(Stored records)
=======

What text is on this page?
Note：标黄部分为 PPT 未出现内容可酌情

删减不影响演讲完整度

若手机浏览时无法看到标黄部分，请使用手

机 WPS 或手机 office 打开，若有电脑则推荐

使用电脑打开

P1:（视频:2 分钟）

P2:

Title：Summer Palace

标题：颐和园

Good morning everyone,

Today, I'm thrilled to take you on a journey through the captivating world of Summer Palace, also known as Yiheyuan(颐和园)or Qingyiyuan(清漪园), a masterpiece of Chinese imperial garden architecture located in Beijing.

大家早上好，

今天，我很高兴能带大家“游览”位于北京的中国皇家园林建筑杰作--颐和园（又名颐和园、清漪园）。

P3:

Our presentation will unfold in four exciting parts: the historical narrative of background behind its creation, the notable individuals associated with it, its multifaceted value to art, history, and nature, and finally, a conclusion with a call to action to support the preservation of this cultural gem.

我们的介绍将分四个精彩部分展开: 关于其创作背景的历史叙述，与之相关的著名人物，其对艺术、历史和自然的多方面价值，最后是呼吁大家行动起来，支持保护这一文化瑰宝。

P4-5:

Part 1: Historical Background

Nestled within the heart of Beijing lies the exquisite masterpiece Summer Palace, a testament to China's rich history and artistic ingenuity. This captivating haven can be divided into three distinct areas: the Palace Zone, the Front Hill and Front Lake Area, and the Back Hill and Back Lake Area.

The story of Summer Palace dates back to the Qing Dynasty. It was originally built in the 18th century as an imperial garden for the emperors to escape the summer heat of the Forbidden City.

=======

Instructions for the task:
Your task is to repeat every entry exactly.

Exercise response:
What text is on this page?
Note：标黄部分为 PPT 未出现内容可酌情

删减不影响演讲完整度

若手机浏览时无法看到标黄部分，请使用手

机 WPS 或手机 office 打开，若有电脑则推荐

使用电脑打开

P1:（视频:2 分钟）

P2:

Title：Summer Palace

标题：颐和园

Good morning everyone,

Today, I'm thrilled to take you on a journey through the captivating world of Summer Palace, also known as Yiheyuan(颐和园)or Qingyiyuan(清漪园), a masterpiece of Chinese imperial garden architecture located in Beijing.

大家早上好，

今天，我很高兴能带大家“游览”位于北京的中国皇家园林建筑杰作--颐和园（又名颐和园、清漪园）。

P3:

Our presentation will unfold in four exciting parts: the historical narrative of background behind its creation, the notable individuals associated with it, its multifaceted value to art, history, and nature, and finally, a conclusion with a call to action to support the preservation of this cultural gem.

我们的介绍将分四个精彩部分展开: 关于其创作背景的历史叙述，与之相关的著名人物，其对艺术、历史和自然的多方面价值，最后是呼吁大家行动起来，支持保护这一文化瑰宝。

P4-5:

Part 1: Historical Background

Nestled within the heart of Beijing lies the exquisite masterpiece Summer Palace, a testament to China's rich history and artistic ingenuity. This captivating haven can be divided into three distinct areas: the Palace Zone, the Front Hill and Front Lake Area, and the Back Hill and Back Lake Area.

The story of Summer Palace dates back to the Qing Dynasty. It was originally built in the 18th century as an imperial garden for the emperors to escape the summer heat of the Forbidden City.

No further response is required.